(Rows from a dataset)
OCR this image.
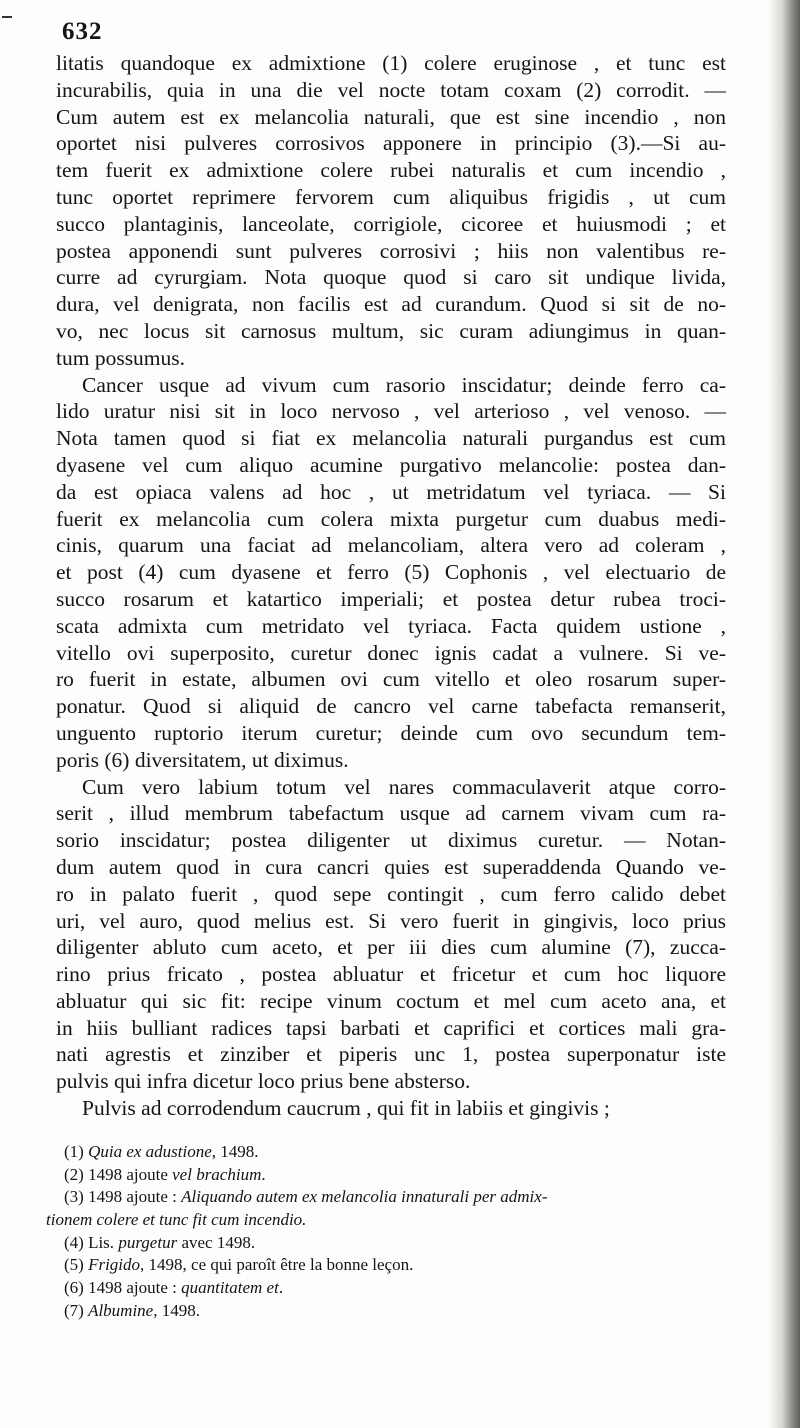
632
litatis quandoque ex admixtione (1) colere eruginose , et tunc est
incurabilis, quia in una die vel nocte totam coxam (2) corrodit. —
Cum autem est ex melancolia naturali, que est sine incendio , non
oportet nisi pulveres corrosivos apponere in principio (3).—Si au-
tem fuerit ex admixtione colere rubei naturalis et cum incendio ,
tunc oportet reprimere fervorem cum aliquibus frigidis , ut cum
succo plantaginis, lanceolate, corrigiole, cicoree et huiusmodi ; et
postea apponendi sunt pulveres corrosivi ; hiis non valentibus re-
curre ad cyrurgiam. Nota quoque quod si caro sit undique livida,
dura, vel denigrata, non facilis est ad curandum. Quod si sit de no-
vo, nec locus sit carnosus multum, sic curam adiungimus in quan-
tum possumus.
Cancer usque ad vivum cum rasorio inscidatur; deinde ferro ca-
lido uratur nisi sit in loco nervoso , vel arterioso , vel venoso. —
Nota tamen quod si fiat ex melancolia naturali purgandus est cum
dyasene vel cum aliquo acumine purgativo melancolie: postea dan-
da est opiaca valens ad hoc , ut metridatum vel tyriaca. — Si
fuerit ex melancolia cum colera mixta purgetur cum duabus medi-
cinis, quarum una faciat ad melancoliam, altera vero ad coleram ,
et post (4) cum dyasene et ferro (5) Cophonis , vel electuario de
succo rosarum et katartico imperiali; et postea detur rubea troci-
scata admixta cum metridato vel tyriaca. Facta quidem ustione ,
vitello ovi superposito, curetur donec ignis cadat a vulnere. Si ve-
ro fuerit in estate, albumen ovi cum vitello et oleo rosarum super-
ponatur. Quod si aliquid de cancro vel carne tabefacta remanserit,
unguento ruptorio iterum curetur; deinde cum ovo secundum tem-
poris (6) diversitatem, ut diximus.
Cum vero labium totum vel nares commaculaverit atque corro-
serit , illud membrum tabefactum usque ad carnem vivam cum ra-
sorio inscidatur; postea diligenter ut diximus curetur. — Notan-
dum autem quod in cura cancri quies est superaddenda Quando ve-
ro in palato fuerit , quod sepe contingit , cum ferro calido debet
uri, vel auro, quod melius est. Si vero fuerit in gingivis, loco prius
diligenter abluto cum aceto, et per iii dies cum alumine (7), zucca-
rino prius fricato , postea abluatur et fricetur et cum hoc liquore
abluatur qui sic fit: recipe vinum coctum et mel cum aceto ana, et
in hiis bulliant radices tapsi barbati et caprifici et cortices mali gra-
nati agrestis et zinziber et piperis unc 1, postea superponatur iste
pulvis qui infra dicetur loco prius bene absterso.
Pulvis ad corrodendum caucrum , qui fit in labiis et gingivis ;
(1) Quia ex adustione, 1498.
(2) 1498 ajoute vel brachium.
(3) 1498 ajoute : Aliquando autem ex melancolia innaturali per admix-
tionem colere et tunc fit cum incendio.
(4) Lis. purgetur avec 1498.
(5) Frigido, 1498, ce qui paroît être la bonne leçon.
(6) 1498 ajoute : quantitatem et.
(7) Albumine, 1498.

■ REQUIRED WORK ■
Your copy should match the records word for word, with the pictures removed.

■ THE OUTPUT ■
OCR this image.
632
litatis quandoque ex admixtione (1) colere eruginose , et tunc est
incurabilis, quia in una die vel nocte totam coxam (2) corrodit. —
Cum autem est ex melancolia naturali, que est sine incendio , non
oportet nisi pulveres corrosivos apponere in principio (3).—Si au-
tem fuerit ex admixtione colere rubei naturalis et cum incendio ,
tunc oportet reprimere fervorem cum aliquibus frigidis , ut cum
succo plantaginis, lanceolate, corrigiole, cicoree et huiusmodi ; et
postea apponendi sunt pulveres corrosivi ; hiis non valentibus re-
curre ad cyrurgiam. Nota quoque quod si caro sit undique livida,
dura, vel denigrata, non facilis est ad curandum. Quod si sit de no-
vo, nec locus sit carnosus multum, sic curam adiungimus in quan-
tum possumus.
Cancer usque ad vivum cum rasorio inscidatur; deinde ferro ca-
lido uratur nisi sit in loco nervoso , vel arterioso , vel venoso. —
Nota tamen quod si fiat ex melancolia naturali purgandus est cum
dyasene vel cum aliquo acumine purgativo melancolie: postea dan-
da est opiaca valens ad hoc , ut metridatum vel tyriaca. — Si
fuerit ex melancolia cum colera mixta purgetur cum duabus medi-
cinis, quarum una faciat ad melancoliam, altera vero ad coleram ,
et post (4) cum dyasene et ferro (5) Cophonis , vel electuario de
succo rosarum et katartico imperiali; et postea detur rubea troci-
scata admixta cum metridato vel tyriaca. Facta quidem ustione ,
vitello ovi superposito, curetur donec ignis cadat a vulnere. Si ve-
ro fuerit in estate, albumen ovi cum vitello et oleo rosarum super-
ponatur. Quod si aliquid de cancro vel carne tabefacta remanserit,
unguento ruptorio iterum curetur; deinde cum ovo secundum tem-
poris (6) diversitatem, ut diximus.
Cum vero labium totum vel nares commaculaverit atque corro-
serit , illud membrum tabefactum usque ad carnem vivam cum ra-
sorio inscidatur; postea diligenter ut diximus curetur. — Notan-
dum autem quod in cura cancri quies est superaddenda Quando ve-
ro in palato fuerit , quod sepe contingit , cum ferro calido debet
uri, vel auro, quod melius est. Si vero fuerit in gingivis, loco prius
diligenter abluto cum aceto, et per iii dies cum alumine (7), zucca-
rino prius fricato , postea abluatur et fricetur et cum hoc liquore
abluatur qui sic fit: recipe vinum coctum et mel cum aceto ana, et
in hiis bulliant radices tapsi barbati et caprifici et cortices mali gra-
nati agrestis et zinziber et piperis unc 1, postea superponatur iste
pulvis qui infra dicetur loco prius bene absterso.
Pulvis ad corrodendum caucrum , qui fit in labiis et gingivis ;
(1) Quia ex adustione, 1498.
(2) 1498 ajoute vel brachium.
(3) 1498 ajoute : Aliquando autem ex melancolia innaturali per admix-
tionem colere et tunc fit cum incendio.
(4) Lis. purgetur avec 1498.
(5) Frigido, 1498, ce qui paroît être la bonne leçon.
(6) 1498 ajoute : quantitatem et.
(7) Albumine, 1498.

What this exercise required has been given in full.